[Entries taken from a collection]
=====

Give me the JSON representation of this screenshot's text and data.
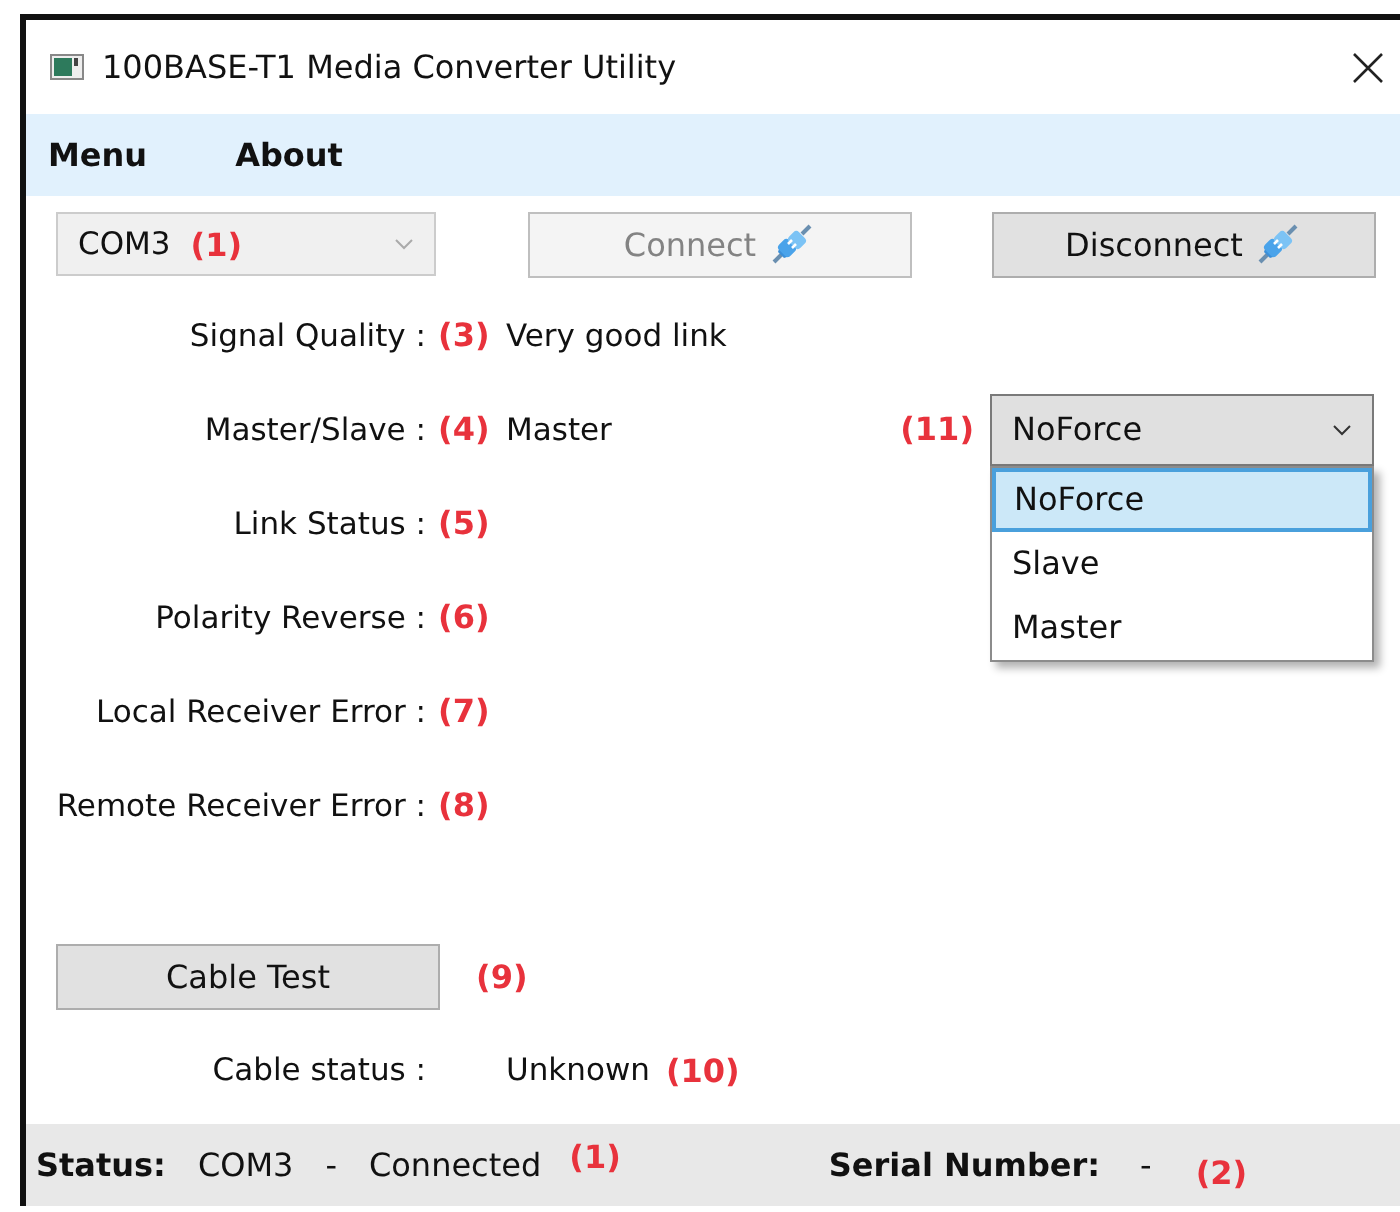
{
  "window": {
    "title": "100BASE-T1 Media Converter Utility"
  },
  "menu": [
    "Menu",
    "About"
  ],
  "toolbar": {
    "port_select": {
      "value": "COM3",
      "annotation": "(1)",
      "disabled": true
    },
    "buttons": [
      {
        "label": "Connect",
        "disabled": true
      },
      {
        "label": "Disconnect",
        "disabled": false
      }
    ]
  },
  "fields": [
    {
      "label": "Signal Quality :",
      "annotation": "(3)",
      "value": "Very good link"
    },
    {
      "label": "Master/Slave :",
      "annotation": "(4)",
      "value": "Master",
      "force_select": {
        "annotation": "(11)",
        "value": "NoForce",
        "expanded": true,
        "options": [
          {
            "label": "NoForce",
            "selected": true
          },
          {
            "label": "Slave",
            "selected": false
          },
          {
            "label": "Master",
            "selected": false
          }
        ]
      }
    },
    {
      "label": "Link Status :",
      "annotation": "(5)"
    },
    {
      "label": "Polarity Reverse :",
      "annotation": "(6)"
    },
    {
      "label": "Local Receiver Error :",
      "annotation": "(7)"
    },
    {
      "label": "Remote Receiver Error :",
      "annotation": "(8)"
    }
  ],
  "cable_test": {
    "label": "Cable Test",
    "annotation": "(9)"
  },
  "cable_status": {
    "label": "Cable status :",
    "value": "Unknown",
    "annotation": "(10)"
  },
  "status_bar": {
    "label": "Status:",
    "port": "COM3",
    "separator": "-",
    "state": "Connected",
    "annotation": "(1)",
    "serial_label": "Serial Number:",
    "serial_value": "-",
    "serial_annotation": "(2)"
  }
}
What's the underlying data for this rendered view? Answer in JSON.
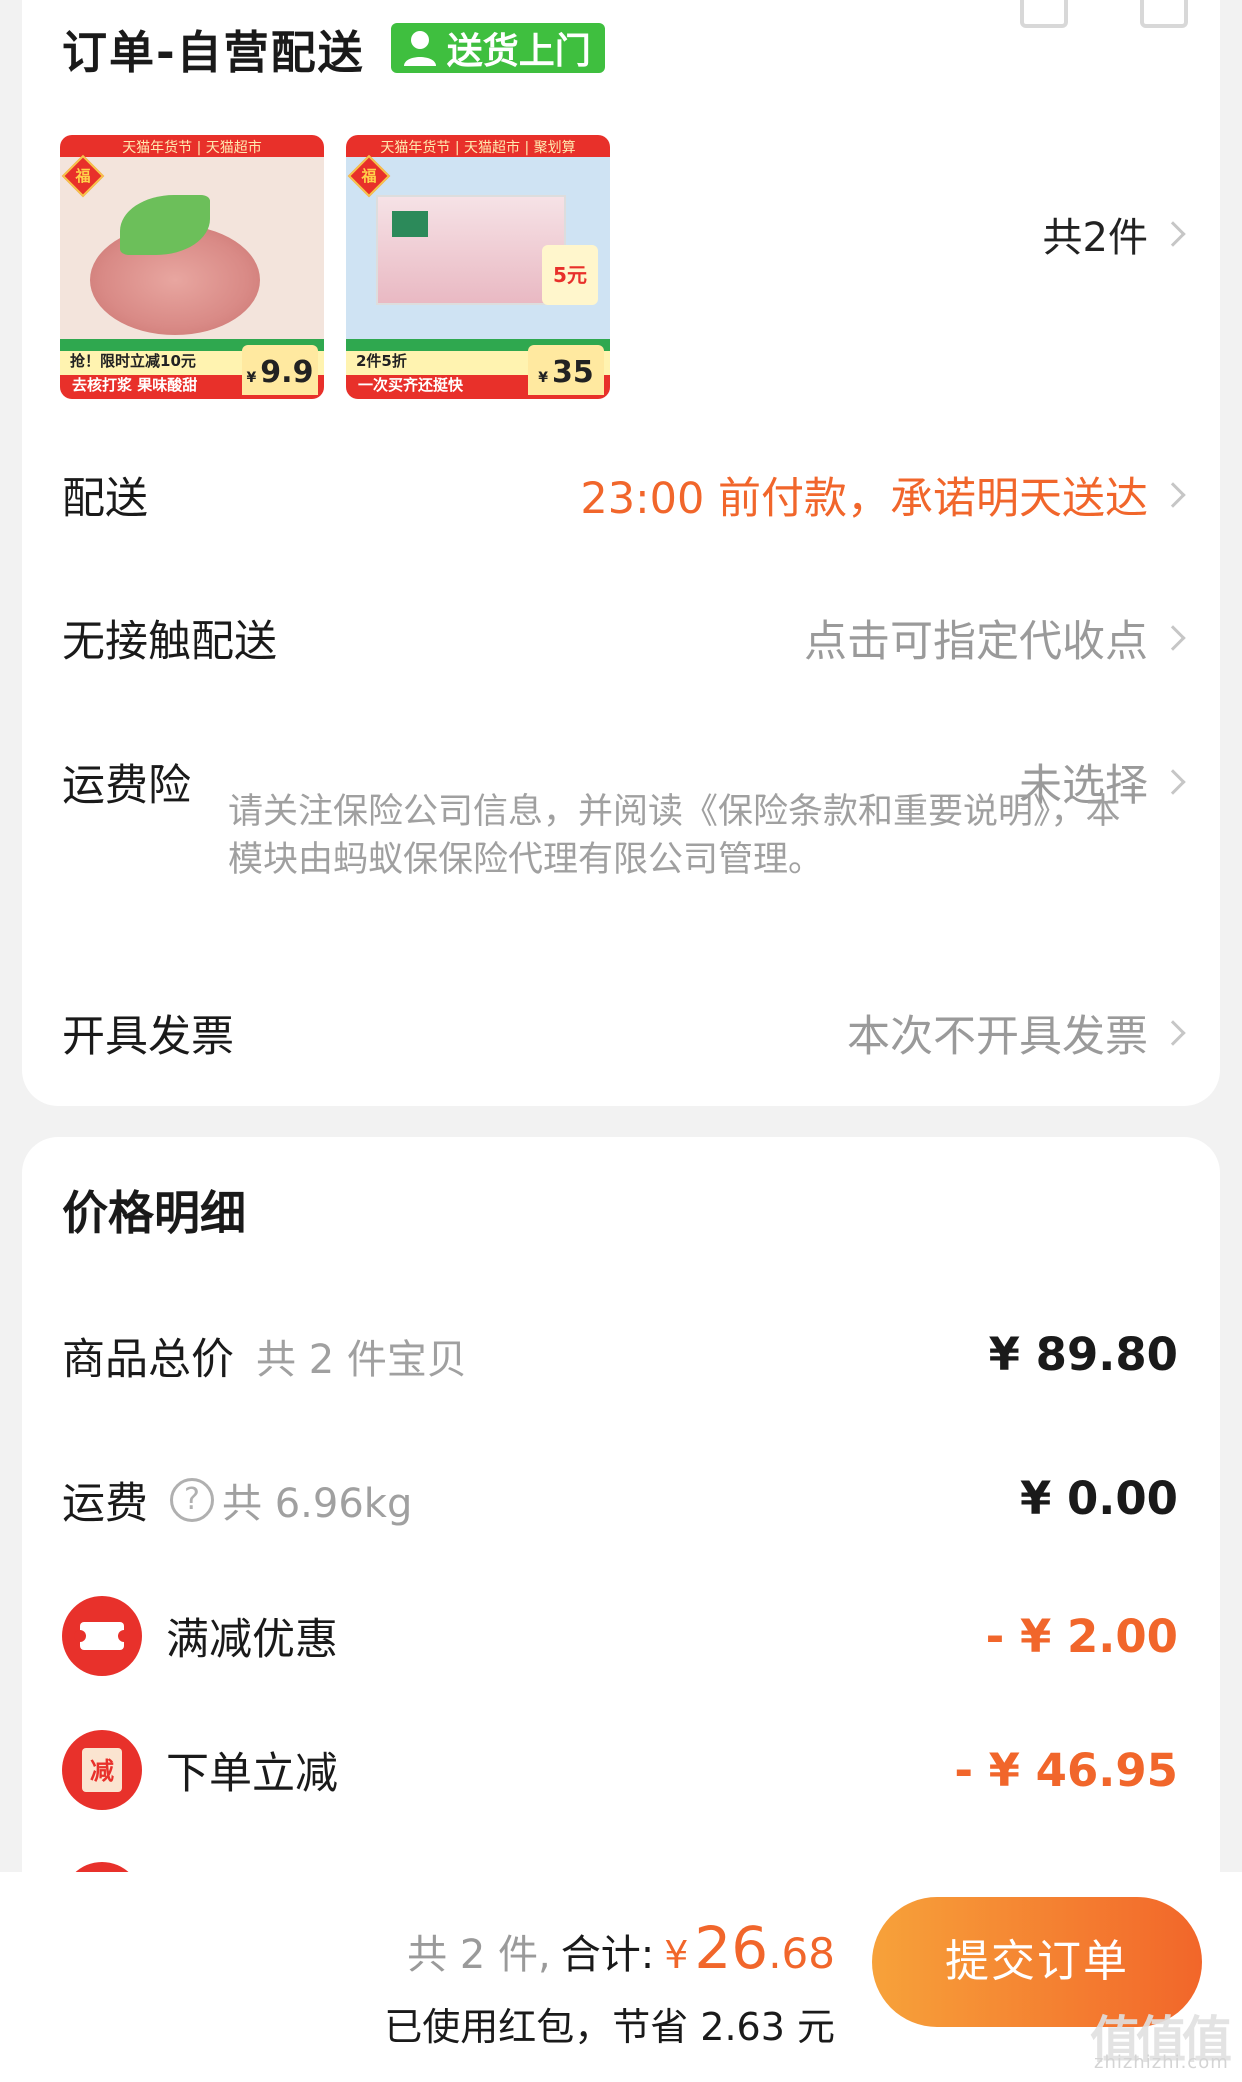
{
  "order": {
    "title": "订单-自营配送",
    "delivery_tag": "送货上门",
    "item_count": "共2件",
    "products": [
      {
        "top_banner": "天猫年货节 | 天猫超市",
        "promo_line": "抢！限时立减10元",
        "sub_line": "去核打浆 果味酸甜",
        "price": "9.9",
        "currency": "¥"
      },
      {
        "top_banner": "天猫年货节 | 天猫超市 | 聚划算",
        "promo_line": "2件5折",
        "sub_line": "一次买齐还挺快",
        "price": "35",
        "currency": "¥",
        "badge": "5元"
      }
    ]
  },
  "rows": {
    "delivery": {
      "label": "配送",
      "value": "23:00 前付款，承诺明天送达"
    },
    "contactless": {
      "label": "无接触配送",
      "value": "点击可指定代收点"
    },
    "shipping_insurance": {
      "label": "运费险",
      "value": "未选择",
      "note": "请关注保险公司信息，并阅读《保险条款和重要说明》，本模块由蚂蚁保保险代理有限公司管理。"
    },
    "invoice": {
      "label": "开具发票",
      "value": "本次不开具发票"
    }
  },
  "price_detail": {
    "title": "价格明细",
    "goods_total": {
      "label": "商品总价",
      "sub": "共 2 件宝贝",
      "amount": "¥ 89.80"
    },
    "shipping": {
      "label": "运费",
      "help": "?",
      "sub": "共 6.96kg",
      "amount": "¥ 0.00"
    },
    "full_reduction": {
      "label": "满减优惠",
      "amount": "- ¥ 2.00"
    },
    "order_discount": {
      "label": "下单立减",
      "icon_text": "减",
      "amount": "- ¥ 46.95"
    }
  },
  "bottom_bar": {
    "count": "共 2 件,",
    "total_label": "合计:",
    "yen": "¥",
    "total_int": "26",
    "total_dec": ".68",
    "saving": "已使用红包，节省 2.63 元",
    "submit": "提交订单"
  },
  "watermark": {
    "text": "值值值",
    "site": "zhizhizhi.com"
  },
  "colors": {
    "accent_orange": "#f1662b",
    "button_gradient_start": "#f7a23a",
    "tag_green": "#3fbf3f",
    "discount_red": "#e8312b"
  }
}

=====

▸ YOUR TASK: Without the images, write out each line of the data verbatim.

▸ RESULT OF THIS EXERCISE:
Give me the JSON representation of this screenshot's text and data.
{
  "window": {
    "title": "100BASE-T1 Media Converter Utility"
  },
  "menu": [
    "Menu",
    "About"
  ],
  "toolbar": {
    "port_select": {
      "value": "COM3",
      "annotation": "(1)",
      "disabled": true
    },
    "buttons": [
      {
        "label": "Connect",
        "disabled": true
      },
      {
        "label": "Disconnect",
        "disabled": false
      }
    ]
  },
  "fields": [
    {
      "label": "Signal Quality :",
      "annotation": "(3)",
      "value": "Very good link"
    },
    {
      "label": "Master/Slave :",
      "annotation": "(4)",
      "value": "Master",
      "force_select": {
        "annotation": "(11)",
        "value": "NoForce",
        "expanded": true,
        "options": [
          {
            "label": "NoForce",
            "selected": true
          },
          {
            "label": "Slave",
            "selected": false
          },
          {
            "label": "Master",
            "selected": false
          }
        ]
      }
    },
    {
      "label": "Link Status :",
      "annotation": "(5)"
    },
    {
      "label": "Polarity Reverse :",
      "annotation": "(6)"
    },
    {
      "label": "Local Receiver Error :",
      "annotation": "(7)"
    },
    {
      "label": "Remote Receiver Error :",
      "annotation": "(8)"
    }
  ],
  "cable_test": {
    "label": "Cable Test",
    "annotation": "(9)"
  },
  "cable_status": {
    "label": "Cable status :",
    "value": "Unknown",
    "annotation": "(10)"
  },
  "status_bar": {
    "label": "Status:",
    "port": "COM3",
    "separator": "-",
    "state": "Connected",
    "annotation": "(1)",
    "serial_label": "Serial Number:",
    "serial_value": "-",
    "serial_annotation": "(2)"
  }
}
What's the underlying data for this rendered view? Answer in JSON.
{
  "order": {
    "title": "订单-自营配送",
    "delivery_tag": "送货上门",
    "item_count": "共2件",
    "products": [
      {
        "top_banner": "天猫年货节 | 天猫超市",
        "promo_line": "抢！限时立减10元",
        "sub_line": "去核打浆 果味酸甜",
        "price": "9.9",
        "currency": "¥"
      },
      {
        "top_banner": "天猫年货节 | 天猫超市 | 聚划算",
        "promo_line": "2件5折",
        "sub_line": "一次买齐还挺快",
        "price": "35",
        "currency": "¥",
        "badge": "5元"
      }
    ]
  },
  "rows": {
    "delivery": {
      "label": "配送",
      "value": "23:00 前付款，承诺明天送达"
    },
    "contactless": {
      "label": "无接触配送",
      "value": "点击可指定代收点"
    },
    "shipping_insurance": {
      "label": "运费险",
      "value": "未选择",
      "note": "请关注保险公司信息，并阅读《保险条款和重要说明》，本模块由蚂蚁保保险代理有限公司管理。"
    },
    "invoice": {
      "label": "开具发票",
      "value": "本次不开具发票"
    }
  },
  "price_detail": {
    "title": "价格明细",
    "goods_total": {
      "label": "商品总价",
      "sub": "共 2 件宝贝",
      "amount": "¥ 89.80"
    },
    "shipping": {
      "label": "运费",
      "help": "?",
      "sub": "共 6.96kg",
      "amount": "¥ 0.00"
    },
    "full_reduction": {
      "label": "满减优惠",
      "amount": "- ¥ 2.00"
    },
    "order_discount": {
      "label": "下单立减",
      "icon_text": "减",
      "amount": "- ¥ 46.95"
    }
  },
  "bottom_bar": {
    "count": "共 2 件,",
    "total_label": "合计:",
    "yen": "¥",
    "total_int": "26",
    "total_dec": ".68",
    "saving": "已使用红包，节省 2.63 元",
    "submit": "提交订单"
  },
  "watermark": {
    "text": "值值值",
    "site": "zhizhizhi.com"
  },
  "colors": {
    "accent_orange": "#f1662b",
    "button_gradient_start": "#f7a23a",
    "tag_green": "#3fbf3f",
    "discount_red": "#e8312b"
  }
}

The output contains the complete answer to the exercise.